Repeat, exactly and completely, the material that follows. Omit the pictures.

^^^^

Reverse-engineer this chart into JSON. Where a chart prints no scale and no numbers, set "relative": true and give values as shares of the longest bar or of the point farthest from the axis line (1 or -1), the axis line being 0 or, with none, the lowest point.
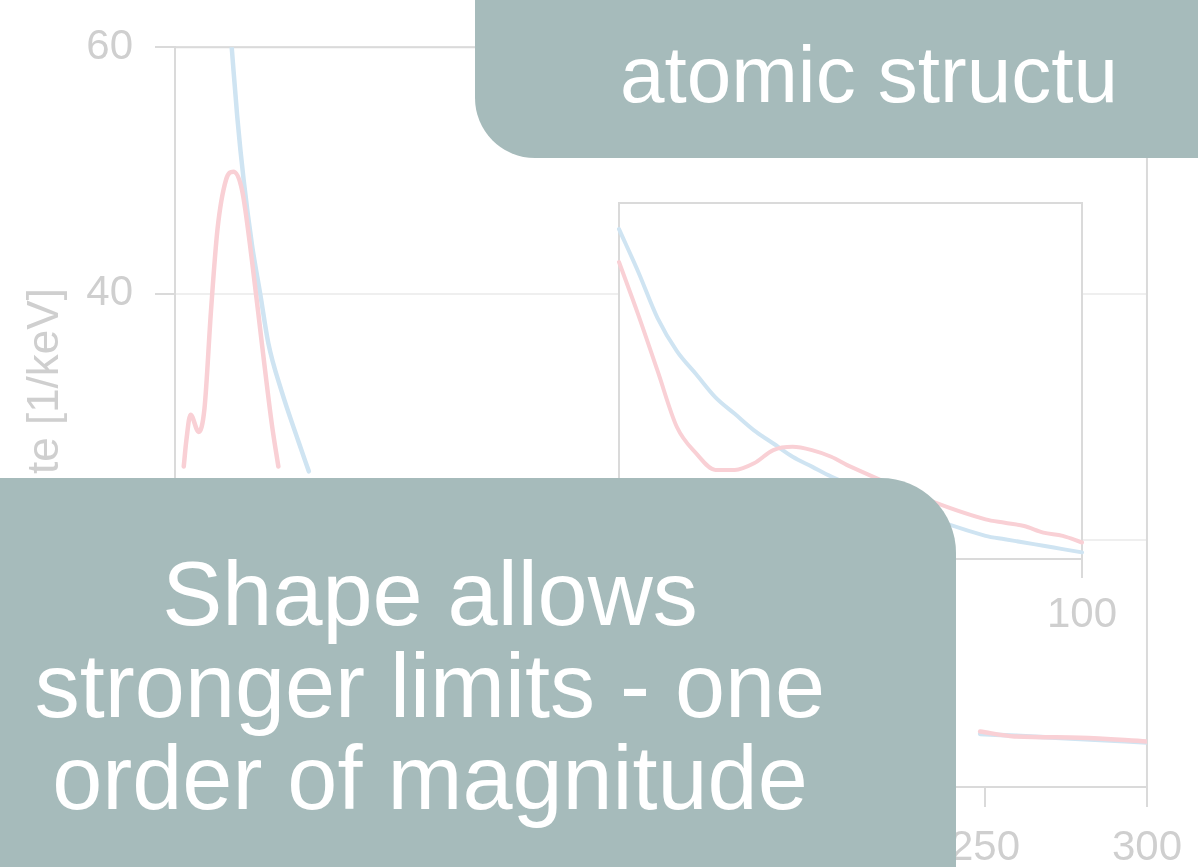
{
  "chart_data": [
    {
      "type": "line",
      "ylabel": "te [1/keV]",
      "xlim": [
        0,
        300
      ],
      "xticks": [
        250,
        300
      ],
      "ylim": [
        0,
        60
      ],
      "yticks": [
        {
          "value": 20,
          "label": null
        },
        40,
        60
      ],
      "grid": "y",
      "series": [
        {
          "color": "#cfe4f2",
          "x": [
            17.5,
            19.2,
            21.2,
            23.8,
            26.3,
            28.8,
            32.9,
            38,
            41.3,
            150,
            248.5,
            279.4,
            300
          ],
          "values": [
            60,
            54.4,
            49.2,
            43.9,
            40,
            36,
            32.1,
            28.1,
            25.6,
            null,
            4.3,
            3.9,
            3.6
          ]
        },
        {
          "color": "#f9d0d5",
          "x": [
            2.7,
            3.5,
            4.8,
            7.3,
            9.1,
            11.1,
            13.1,
            15.7,
            18,
            20.7,
            23.8,
            26.8,
            29.9,
            31.9,
            150,
            248.5,
            259.1,
            279.4,
            300
          ],
          "values": [
            26,
            28.1,
            30.2,
            28.8,
            30.7,
            38.6,
            45.2,
            49.2,
            49.9,
            48.4,
            42.6,
            36,
            29.4,
            26,
            null,
            4.5,
            4.1,
            4,
            3.7
          ]
        }
      ],
      "annotations": [
        "atomic structu",
        "Shape allows stronger limits - one order of magnitude"
      ]
    },
    {
      "type": "line",
      "relative": true,
      "categories": [
        null,
        null,
        null,
        null,
        null,
        null,
        null,
        null,
        null,
        null,
        null,
        null,
        null,
        null,
        null,
        null,
        null,
        null,
        null,
        null,
        null,
        null,
        null,
        null,
        null
      ],
      "series": [
        {
          "color": "#cfe4f2",
          "values": [
            1,
            0.87,
            0.73,
            0.63,
            0.56,
            0.49,
            0.44,
            0.39,
            0.35,
            0.31,
            0.28,
            0.25,
            null,
            null,
            null,
            null,
            null,
            null,
            null,
            0.07,
            0.06,
            0.05,
            0.04,
            0.03,
            0.02
          ]
        },
        {
          "color": "#f9d0d5",
          "values": [
            0.9,
            0.74,
            0.57,
            0.4,
            0.32,
            0.27,
            0.27,
            0.29,
            0.33,
            0.34,
            0.33,
            0.31,
            0.28,
            null,
            null,
            null,
            null,
            null,
            null,
            0.12,
            0.11,
            0.1,
            0.08,
            0.07,
            0.05
          ]
        }
      ],
      "annotations": [
        "100"
      ]
    }
  ]
}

^^^^

_Expected answer_.
Reverse-engineer this chart into JSON. Where a chart prints no scale and no numbers, set "relative": true and give values as shares of the longest bar or of the point farthest from the axis line (1 or -1), the axis line being 0 or, with none, the lowest point.
{
  "chart_data": [
    {
      "type": "line",
      "ylabel": "te [1/keV]",
      "xlim": [
        0,
        300
      ],
      "xticks": [
        250,
        300
      ],
      "ylim": [
        0,
        60
      ],
      "yticks": [
        {
          "value": 20,
          "label": null
        },
        40,
        60
      ],
      "grid": "y",
      "series": [
        {
          "color": "#cfe4f2",
          "x": [
            17.5,
            19.2,
            21.2,
            23.8,
            26.3,
            28.8,
            32.9,
            38,
            41.3,
            150,
            248.5,
            279.4,
            300
          ],
          "values": [
            60,
            54.4,
            49.2,
            43.9,
            40,
            36,
            32.1,
            28.1,
            25.6,
            null,
            4.3,
            3.9,
            3.6
          ]
        },
        {
          "color": "#f9d0d5",
          "x": [
            2.7,
            3.5,
            4.8,
            7.3,
            9.1,
            11.1,
            13.1,
            15.7,
            18,
            20.7,
            23.8,
            26.8,
            29.9,
            31.9,
            150,
            248.5,
            259.1,
            279.4,
            300
          ],
          "values": [
            26,
            28.1,
            30.2,
            28.8,
            30.7,
            38.6,
            45.2,
            49.2,
            49.9,
            48.4,
            42.6,
            36,
            29.4,
            26,
            null,
            4.5,
            4.1,
            4,
            3.7
          ]
        }
      ],
      "annotations": [
        "atomic structu",
        "Shape allows stronger limits - one order of magnitude"
      ]
    },
    {
      "type": "line",
      "relative": true,
      "categories": [
        null,
        null,
        null,
        null,
        null,
        null,
        null,
        null,
        null,
        null,
        null,
        null,
        null,
        null,
        null,
        null,
        null,
        null,
        null,
        null,
        null,
        null,
        null,
        null,
        null
      ],
      "series": [
        {
          "color": "#cfe4f2",
          "values": [
            1,
            0.87,
            0.73,
            0.63,
            0.56,
            0.49,
            0.44,
            0.39,
            0.35,
            0.31,
            0.28,
            0.25,
            null,
            null,
            null,
            null,
            null,
            null,
            null,
            0.07,
            0.06,
            0.05,
            0.04,
            0.03,
            0.02
          ]
        },
        {
          "color": "#f9d0d5",
          "values": [
            0.9,
            0.74,
            0.57,
            0.4,
            0.32,
            0.27,
            0.27,
            0.29,
            0.33,
            0.34,
            0.33,
            0.31,
            0.28,
            null,
            null,
            null,
            null,
            null,
            null,
            0.12,
            0.11,
            0.1,
            0.08,
            0.07,
            0.05
          ]
        }
      ],
      "annotations": [
        "100"
      ]
    }
  ]
}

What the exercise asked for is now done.